======== Supplied entries

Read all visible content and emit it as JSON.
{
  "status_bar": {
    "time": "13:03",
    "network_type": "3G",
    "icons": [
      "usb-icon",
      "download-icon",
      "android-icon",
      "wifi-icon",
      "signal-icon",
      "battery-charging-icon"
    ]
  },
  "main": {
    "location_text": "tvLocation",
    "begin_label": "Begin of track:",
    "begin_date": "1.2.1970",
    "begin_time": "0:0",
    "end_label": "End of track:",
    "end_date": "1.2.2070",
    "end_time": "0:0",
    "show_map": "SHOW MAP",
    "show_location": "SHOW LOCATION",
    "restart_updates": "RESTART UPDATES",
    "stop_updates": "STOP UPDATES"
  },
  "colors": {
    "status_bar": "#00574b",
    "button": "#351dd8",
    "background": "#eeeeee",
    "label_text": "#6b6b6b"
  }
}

================

» Aim of the task: The full set of records should be duplicated exactly.

» Response:
Read all visible content and emit it as JSON.
{
  "status_bar": {
    "time": "13:03",
    "network_type": "3G",
    "icons": [
      "usb-icon",
      "download-icon",
      "android-icon",
      "wifi-icon",
      "signal-icon",
      "battery-charging-icon"
    ]
  },
  "main": {
    "location_text": "tvLocation",
    "begin_label": "Begin of track:",
    "begin_date": "1.2.1970",
    "begin_time": "0:0",
    "end_label": "End of track:",
    "end_date": "1.2.2070",
    "end_time": "0:0",
    "show_map": "SHOW MAP",
    "show_location": "SHOW LOCATION",
    "restart_updates": "RESTART UPDATES",
    "stop_updates": "STOP UPDATES"
  },
  "colors": {
    "status_bar": "#00574b",
    "button": "#351dd8",
    "background": "#eeeeee",
    "label_text": "#6b6b6b"
  }
}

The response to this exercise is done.